Start of Data for this task

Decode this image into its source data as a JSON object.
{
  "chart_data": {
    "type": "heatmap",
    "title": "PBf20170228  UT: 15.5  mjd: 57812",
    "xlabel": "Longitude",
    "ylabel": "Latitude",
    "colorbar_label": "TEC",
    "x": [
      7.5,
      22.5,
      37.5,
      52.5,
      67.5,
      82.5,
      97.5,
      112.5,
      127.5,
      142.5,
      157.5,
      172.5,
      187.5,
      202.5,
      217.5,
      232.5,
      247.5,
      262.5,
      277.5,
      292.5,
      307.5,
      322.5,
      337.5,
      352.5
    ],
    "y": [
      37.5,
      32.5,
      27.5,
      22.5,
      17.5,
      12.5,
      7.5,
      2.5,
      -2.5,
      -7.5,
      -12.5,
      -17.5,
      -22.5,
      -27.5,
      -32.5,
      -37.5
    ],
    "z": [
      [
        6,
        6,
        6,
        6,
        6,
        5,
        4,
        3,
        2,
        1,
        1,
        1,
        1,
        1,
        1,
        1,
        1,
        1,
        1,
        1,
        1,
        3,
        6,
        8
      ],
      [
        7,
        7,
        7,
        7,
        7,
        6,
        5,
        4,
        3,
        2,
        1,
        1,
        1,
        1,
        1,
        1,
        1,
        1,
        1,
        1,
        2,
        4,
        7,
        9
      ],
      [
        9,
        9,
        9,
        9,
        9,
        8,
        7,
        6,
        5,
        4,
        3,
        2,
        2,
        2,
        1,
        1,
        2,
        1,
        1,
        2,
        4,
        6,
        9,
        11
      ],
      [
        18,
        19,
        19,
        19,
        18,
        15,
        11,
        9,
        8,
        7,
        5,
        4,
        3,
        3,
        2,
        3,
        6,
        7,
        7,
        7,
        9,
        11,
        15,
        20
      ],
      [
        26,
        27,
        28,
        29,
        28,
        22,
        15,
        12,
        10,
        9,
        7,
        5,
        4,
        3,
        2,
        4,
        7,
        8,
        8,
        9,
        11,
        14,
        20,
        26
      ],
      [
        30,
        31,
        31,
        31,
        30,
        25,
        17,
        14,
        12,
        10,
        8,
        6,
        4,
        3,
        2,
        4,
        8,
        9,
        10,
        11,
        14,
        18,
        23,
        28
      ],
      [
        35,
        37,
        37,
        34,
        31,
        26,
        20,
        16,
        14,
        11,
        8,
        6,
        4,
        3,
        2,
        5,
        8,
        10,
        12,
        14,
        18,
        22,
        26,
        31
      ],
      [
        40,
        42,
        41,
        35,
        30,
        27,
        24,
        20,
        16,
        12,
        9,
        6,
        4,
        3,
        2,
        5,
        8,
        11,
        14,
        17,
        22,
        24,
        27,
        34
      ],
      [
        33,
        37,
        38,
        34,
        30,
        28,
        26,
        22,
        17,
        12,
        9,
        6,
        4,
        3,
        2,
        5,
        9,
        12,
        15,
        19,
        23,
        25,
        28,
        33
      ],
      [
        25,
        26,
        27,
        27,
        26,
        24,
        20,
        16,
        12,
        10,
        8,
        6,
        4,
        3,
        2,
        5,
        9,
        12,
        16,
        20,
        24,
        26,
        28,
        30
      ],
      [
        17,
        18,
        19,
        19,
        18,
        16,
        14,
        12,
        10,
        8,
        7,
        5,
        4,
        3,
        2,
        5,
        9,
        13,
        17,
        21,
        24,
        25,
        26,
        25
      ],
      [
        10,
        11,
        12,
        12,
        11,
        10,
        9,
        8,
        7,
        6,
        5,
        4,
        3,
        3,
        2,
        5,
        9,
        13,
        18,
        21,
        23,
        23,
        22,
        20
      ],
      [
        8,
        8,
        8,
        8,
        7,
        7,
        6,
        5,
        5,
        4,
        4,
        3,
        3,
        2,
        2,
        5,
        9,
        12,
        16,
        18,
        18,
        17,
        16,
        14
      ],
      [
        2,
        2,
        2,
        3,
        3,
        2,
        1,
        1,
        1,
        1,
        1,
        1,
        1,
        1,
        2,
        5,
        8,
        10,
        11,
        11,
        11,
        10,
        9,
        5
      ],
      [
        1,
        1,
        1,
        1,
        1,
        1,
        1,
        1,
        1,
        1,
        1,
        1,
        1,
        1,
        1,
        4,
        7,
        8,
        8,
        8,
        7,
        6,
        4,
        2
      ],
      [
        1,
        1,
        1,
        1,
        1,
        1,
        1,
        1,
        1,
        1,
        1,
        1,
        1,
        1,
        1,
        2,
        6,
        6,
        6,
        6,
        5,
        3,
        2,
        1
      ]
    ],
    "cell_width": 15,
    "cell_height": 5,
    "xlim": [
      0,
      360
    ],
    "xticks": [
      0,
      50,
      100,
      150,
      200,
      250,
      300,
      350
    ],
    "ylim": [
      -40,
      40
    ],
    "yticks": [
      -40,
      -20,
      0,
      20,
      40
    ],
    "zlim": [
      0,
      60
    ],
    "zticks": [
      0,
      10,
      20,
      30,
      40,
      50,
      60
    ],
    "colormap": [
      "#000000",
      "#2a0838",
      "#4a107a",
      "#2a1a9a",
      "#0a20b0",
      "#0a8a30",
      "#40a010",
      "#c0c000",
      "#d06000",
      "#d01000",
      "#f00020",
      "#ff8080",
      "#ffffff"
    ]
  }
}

End of Data for this task

Do this:
Repeat all of the records above exactly as written.

Completed task:
Decode this image into its source data as a JSON object.
{
  "chart_data": {
    "type": "heatmap",
    "title": "PBf20170228  UT: 15.5  mjd: 57812",
    "xlabel": "Longitude",
    "ylabel": "Latitude",
    "colorbar_label": "TEC",
    "x": [
      7.5,
      22.5,
      37.5,
      52.5,
      67.5,
      82.5,
      97.5,
      112.5,
      127.5,
      142.5,
      157.5,
      172.5,
      187.5,
      202.5,
      217.5,
      232.5,
      247.5,
      262.5,
      277.5,
      292.5,
      307.5,
      322.5,
      337.5,
      352.5
    ],
    "y": [
      37.5,
      32.5,
      27.5,
      22.5,
      17.5,
      12.5,
      7.5,
      2.5,
      -2.5,
      -7.5,
      -12.5,
      -17.5,
      -22.5,
      -27.5,
      -32.5,
      -37.5
    ],
    "z": [
      [
        6,
        6,
        6,
        6,
        6,
        5,
        4,
        3,
        2,
        1,
        1,
        1,
        1,
        1,
        1,
        1,
        1,
        1,
        1,
        1,
        1,
        3,
        6,
        8
      ],
      [
        7,
        7,
        7,
        7,
        7,
        6,
        5,
        4,
        3,
        2,
        1,
        1,
        1,
        1,
        1,
        1,
        1,
        1,
        1,
        1,
        2,
        4,
        7,
        9
      ],
      [
        9,
        9,
        9,
        9,
        9,
        8,
        7,
        6,
        5,
        4,
        3,
        2,
        2,
        2,
        1,
        1,
        2,
        1,
        1,
        2,
        4,
        6,
        9,
        11
      ],
      [
        18,
        19,
        19,
        19,
        18,
        15,
        11,
        9,
        8,
        7,
        5,
        4,
        3,
        3,
        2,
        3,
        6,
        7,
        7,
        7,
        9,
        11,
        15,
        20
      ],
      [
        26,
        27,
        28,
        29,
        28,
        22,
        15,
        12,
        10,
        9,
        7,
        5,
        4,
        3,
        2,
        4,
        7,
        8,
        8,
        9,
        11,
        14,
        20,
        26
      ],
      [
        30,
        31,
        31,
        31,
        30,
        25,
        17,
        14,
        12,
        10,
        8,
        6,
        4,
        3,
        2,
        4,
        8,
        9,
        10,
        11,
        14,
        18,
        23,
        28
      ],
      [
        35,
        37,
        37,
        34,
        31,
        26,
        20,
        16,
        14,
        11,
        8,
        6,
        4,
        3,
        2,
        5,
        8,
        10,
        12,
        14,
        18,
        22,
        26,
        31
      ],
      [
        40,
        42,
        41,
        35,
        30,
        27,
        24,
        20,
        16,
        12,
        9,
        6,
        4,
        3,
        2,
        5,
        8,
        11,
        14,
        17,
        22,
        24,
        27,
        34
      ],
      [
        33,
        37,
        38,
        34,
        30,
        28,
        26,
        22,
        17,
        12,
        9,
        6,
        4,
        3,
        2,
        5,
        9,
        12,
        15,
        19,
        23,
        25,
        28,
        33
      ],
      [
        25,
        26,
        27,
        27,
        26,
        24,
        20,
        16,
        12,
        10,
        8,
        6,
        4,
        3,
        2,
        5,
        9,
        12,
        16,
        20,
        24,
        26,
        28,
        30
      ],
      [
        17,
        18,
        19,
        19,
        18,
        16,
        14,
        12,
        10,
        8,
        7,
        5,
        4,
        3,
        2,
        5,
        9,
        13,
        17,
        21,
        24,
        25,
        26,
        25
      ],
      [
        10,
        11,
        12,
        12,
        11,
        10,
        9,
        8,
        7,
        6,
        5,
        4,
        3,
        3,
        2,
        5,
        9,
        13,
        18,
        21,
        23,
        23,
        22,
        20
      ],
      [
        8,
        8,
        8,
        8,
        7,
        7,
        6,
        5,
        5,
        4,
        4,
        3,
        3,
        2,
        2,
        5,
        9,
        12,
        16,
        18,
        18,
        17,
        16,
        14
      ],
      [
        2,
        2,
        2,
        3,
        3,
        2,
        1,
        1,
        1,
        1,
        1,
        1,
        1,
        1,
        2,
        5,
        8,
        10,
        11,
        11,
        11,
        10,
        9,
        5
      ],
      [
        1,
        1,
        1,
        1,
        1,
        1,
        1,
        1,
        1,
        1,
        1,
        1,
        1,
        1,
        1,
        4,
        7,
        8,
        8,
        8,
        7,
        6,
        4,
        2
      ],
      [
        1,
        1,
        1,
        1,
        1,
        1,
        1,
        1,
        1,
        1,
        1,
        1,
        1,
        1,
        1,
        2,
        6,
        6,
        6,
        6,
        5,
        3,
        2,
        1
      ]
    ],
    "cell_width": 15,
    "cell_height": 5,
    "xlim": [
      0,
      360
    ],
    "xticks": [
      0,
      50,
      100,
      150,
      200,
      250,
      300,
      350
    ],
    "ylim": [
      -40,
      40
    ],
    "yticks": [
      -40,
      -20,
      0,
      20,
      40
    ],
    "zlim": [
      0,
      60
    ],
    "zticks": [
      0,
      10,
      20,
      30,
      40,
      50,
      60
    ],
    "colormap": [
      "#000000",
      "#2a0838",
      "#4a107a",
      "#2a1a9a",
      "#0a20b0",
      "#0a8a30",
      "#40a010",
      "#c0c000",
      "#d06000",
      "#d01000",
      "#f00020",
      "#ff8080",
      "#ffffff"
    ]
  }
}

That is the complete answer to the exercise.